## [What needs to be done]
Lines containing the word "relative" are the ones to copy from the records below.

## [Source records]
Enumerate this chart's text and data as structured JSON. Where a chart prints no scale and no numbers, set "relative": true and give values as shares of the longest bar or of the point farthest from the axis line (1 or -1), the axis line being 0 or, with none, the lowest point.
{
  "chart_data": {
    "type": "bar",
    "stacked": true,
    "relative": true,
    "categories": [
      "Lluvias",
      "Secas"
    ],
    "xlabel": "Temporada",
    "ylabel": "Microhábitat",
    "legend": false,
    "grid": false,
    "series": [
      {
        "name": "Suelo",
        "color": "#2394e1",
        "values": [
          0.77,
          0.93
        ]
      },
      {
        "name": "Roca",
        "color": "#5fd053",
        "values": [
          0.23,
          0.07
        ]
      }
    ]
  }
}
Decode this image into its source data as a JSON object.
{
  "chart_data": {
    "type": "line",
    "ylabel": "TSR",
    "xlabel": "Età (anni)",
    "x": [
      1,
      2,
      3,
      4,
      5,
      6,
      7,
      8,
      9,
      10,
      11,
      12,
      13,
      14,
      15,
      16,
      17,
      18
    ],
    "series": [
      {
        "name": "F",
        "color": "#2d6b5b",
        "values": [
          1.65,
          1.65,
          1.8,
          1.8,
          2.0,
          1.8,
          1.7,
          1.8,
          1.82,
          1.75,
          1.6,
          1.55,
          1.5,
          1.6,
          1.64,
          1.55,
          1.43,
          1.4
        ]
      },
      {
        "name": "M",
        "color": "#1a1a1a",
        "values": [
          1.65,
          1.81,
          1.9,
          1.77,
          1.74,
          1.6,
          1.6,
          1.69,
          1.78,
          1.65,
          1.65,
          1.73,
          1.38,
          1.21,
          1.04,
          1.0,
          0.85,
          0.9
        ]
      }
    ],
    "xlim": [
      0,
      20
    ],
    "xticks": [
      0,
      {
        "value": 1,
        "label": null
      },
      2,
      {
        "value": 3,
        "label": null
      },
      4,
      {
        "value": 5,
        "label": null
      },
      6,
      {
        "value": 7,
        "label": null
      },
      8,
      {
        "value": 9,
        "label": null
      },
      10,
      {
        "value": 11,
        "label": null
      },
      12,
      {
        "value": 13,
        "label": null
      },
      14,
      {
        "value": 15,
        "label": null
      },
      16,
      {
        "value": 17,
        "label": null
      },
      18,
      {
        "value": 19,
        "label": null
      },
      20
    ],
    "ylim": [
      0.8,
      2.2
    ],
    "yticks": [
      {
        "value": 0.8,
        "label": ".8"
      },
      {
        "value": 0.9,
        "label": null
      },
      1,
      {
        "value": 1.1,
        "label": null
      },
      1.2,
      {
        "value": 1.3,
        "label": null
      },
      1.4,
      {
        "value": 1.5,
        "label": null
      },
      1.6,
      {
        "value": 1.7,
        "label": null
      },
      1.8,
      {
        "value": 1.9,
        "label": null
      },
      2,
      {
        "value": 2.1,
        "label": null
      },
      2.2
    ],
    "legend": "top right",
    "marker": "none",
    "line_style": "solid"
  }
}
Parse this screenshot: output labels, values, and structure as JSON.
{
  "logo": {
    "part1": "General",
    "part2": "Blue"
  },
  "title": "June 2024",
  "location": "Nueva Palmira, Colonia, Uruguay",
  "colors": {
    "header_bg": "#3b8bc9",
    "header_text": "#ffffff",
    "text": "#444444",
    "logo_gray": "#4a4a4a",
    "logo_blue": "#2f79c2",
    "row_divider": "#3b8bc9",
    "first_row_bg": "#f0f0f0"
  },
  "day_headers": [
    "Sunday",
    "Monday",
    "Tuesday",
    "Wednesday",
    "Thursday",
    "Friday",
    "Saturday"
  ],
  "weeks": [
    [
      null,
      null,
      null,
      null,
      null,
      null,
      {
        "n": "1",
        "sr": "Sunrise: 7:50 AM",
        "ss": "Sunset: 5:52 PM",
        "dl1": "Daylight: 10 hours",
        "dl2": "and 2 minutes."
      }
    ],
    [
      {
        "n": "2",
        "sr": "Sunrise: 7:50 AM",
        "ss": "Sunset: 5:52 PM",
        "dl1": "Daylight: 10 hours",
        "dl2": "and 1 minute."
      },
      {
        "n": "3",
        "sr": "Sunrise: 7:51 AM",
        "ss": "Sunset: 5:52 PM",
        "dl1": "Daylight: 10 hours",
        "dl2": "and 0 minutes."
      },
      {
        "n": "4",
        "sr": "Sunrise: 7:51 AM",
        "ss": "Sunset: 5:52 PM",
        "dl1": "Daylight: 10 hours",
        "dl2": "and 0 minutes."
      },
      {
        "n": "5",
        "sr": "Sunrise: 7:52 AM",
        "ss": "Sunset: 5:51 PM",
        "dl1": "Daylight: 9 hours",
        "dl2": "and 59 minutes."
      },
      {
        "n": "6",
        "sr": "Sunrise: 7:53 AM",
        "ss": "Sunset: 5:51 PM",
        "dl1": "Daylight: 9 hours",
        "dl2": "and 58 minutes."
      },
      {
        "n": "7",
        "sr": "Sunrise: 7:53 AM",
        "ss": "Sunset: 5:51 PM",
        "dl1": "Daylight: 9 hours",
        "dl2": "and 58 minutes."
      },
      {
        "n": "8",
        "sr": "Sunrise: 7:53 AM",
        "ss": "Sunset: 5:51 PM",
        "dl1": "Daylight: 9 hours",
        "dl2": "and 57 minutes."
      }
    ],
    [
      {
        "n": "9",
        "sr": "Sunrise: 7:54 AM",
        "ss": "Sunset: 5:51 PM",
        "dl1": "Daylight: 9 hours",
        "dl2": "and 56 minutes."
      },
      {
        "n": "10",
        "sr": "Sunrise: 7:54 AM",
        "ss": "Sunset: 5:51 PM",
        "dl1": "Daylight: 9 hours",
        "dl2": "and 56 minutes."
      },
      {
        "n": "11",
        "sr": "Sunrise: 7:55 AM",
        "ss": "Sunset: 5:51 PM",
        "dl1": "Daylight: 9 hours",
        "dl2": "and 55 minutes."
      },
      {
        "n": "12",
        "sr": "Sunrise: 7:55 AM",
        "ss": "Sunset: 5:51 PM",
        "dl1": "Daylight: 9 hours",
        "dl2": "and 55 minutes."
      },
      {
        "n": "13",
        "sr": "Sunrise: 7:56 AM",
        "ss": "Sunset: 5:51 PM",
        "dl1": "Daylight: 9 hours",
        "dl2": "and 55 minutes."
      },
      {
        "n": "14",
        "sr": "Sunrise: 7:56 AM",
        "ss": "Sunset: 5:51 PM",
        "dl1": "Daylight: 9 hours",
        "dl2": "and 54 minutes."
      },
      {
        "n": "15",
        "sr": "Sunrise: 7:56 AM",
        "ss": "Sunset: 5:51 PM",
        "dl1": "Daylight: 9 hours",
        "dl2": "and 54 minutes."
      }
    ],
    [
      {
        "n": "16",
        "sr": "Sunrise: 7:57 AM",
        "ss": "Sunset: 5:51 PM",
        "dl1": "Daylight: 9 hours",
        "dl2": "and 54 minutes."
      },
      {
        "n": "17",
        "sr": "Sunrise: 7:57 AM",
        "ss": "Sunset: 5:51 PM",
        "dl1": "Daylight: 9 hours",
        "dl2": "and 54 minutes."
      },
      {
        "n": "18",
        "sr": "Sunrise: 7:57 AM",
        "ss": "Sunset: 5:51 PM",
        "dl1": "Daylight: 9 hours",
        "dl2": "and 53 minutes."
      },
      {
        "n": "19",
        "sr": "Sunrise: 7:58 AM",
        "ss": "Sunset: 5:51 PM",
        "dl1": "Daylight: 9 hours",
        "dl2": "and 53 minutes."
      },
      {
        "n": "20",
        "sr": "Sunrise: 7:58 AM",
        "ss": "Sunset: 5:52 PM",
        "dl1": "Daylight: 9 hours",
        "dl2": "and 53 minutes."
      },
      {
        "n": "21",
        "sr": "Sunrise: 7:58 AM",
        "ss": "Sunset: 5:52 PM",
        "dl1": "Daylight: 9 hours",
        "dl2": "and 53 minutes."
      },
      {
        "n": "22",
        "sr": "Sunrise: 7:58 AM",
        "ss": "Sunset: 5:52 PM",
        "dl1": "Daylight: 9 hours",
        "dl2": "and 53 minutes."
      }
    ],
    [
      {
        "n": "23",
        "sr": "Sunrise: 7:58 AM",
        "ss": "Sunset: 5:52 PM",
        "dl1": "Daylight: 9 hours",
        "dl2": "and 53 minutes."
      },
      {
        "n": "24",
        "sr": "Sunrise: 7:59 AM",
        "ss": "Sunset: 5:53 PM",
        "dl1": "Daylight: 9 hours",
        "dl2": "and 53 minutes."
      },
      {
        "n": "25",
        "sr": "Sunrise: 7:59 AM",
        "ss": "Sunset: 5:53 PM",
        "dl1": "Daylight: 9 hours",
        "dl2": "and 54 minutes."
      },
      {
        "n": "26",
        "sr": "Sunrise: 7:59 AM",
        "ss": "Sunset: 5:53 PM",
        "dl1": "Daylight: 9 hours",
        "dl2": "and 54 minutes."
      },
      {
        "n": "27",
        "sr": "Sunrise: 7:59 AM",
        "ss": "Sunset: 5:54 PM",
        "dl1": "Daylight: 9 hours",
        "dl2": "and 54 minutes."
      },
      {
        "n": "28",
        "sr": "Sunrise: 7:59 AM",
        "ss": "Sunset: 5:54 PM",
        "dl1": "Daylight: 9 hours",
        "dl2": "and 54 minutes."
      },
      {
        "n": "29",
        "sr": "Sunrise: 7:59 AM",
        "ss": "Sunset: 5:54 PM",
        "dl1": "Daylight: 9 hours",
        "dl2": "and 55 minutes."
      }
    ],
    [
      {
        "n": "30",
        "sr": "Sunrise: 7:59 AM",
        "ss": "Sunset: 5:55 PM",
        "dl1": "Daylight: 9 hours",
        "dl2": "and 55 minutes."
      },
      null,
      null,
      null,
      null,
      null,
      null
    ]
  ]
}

## [Task output]
Enumerate this chart's text and data as structured JSON. Where a chart prints no scale and no numbers, set "relative": true and give values as shares of the longest bar or of the point farthest from the axis line (1 or -1), the axis line being 0 or, with none, the lowest point.
    "relative": true,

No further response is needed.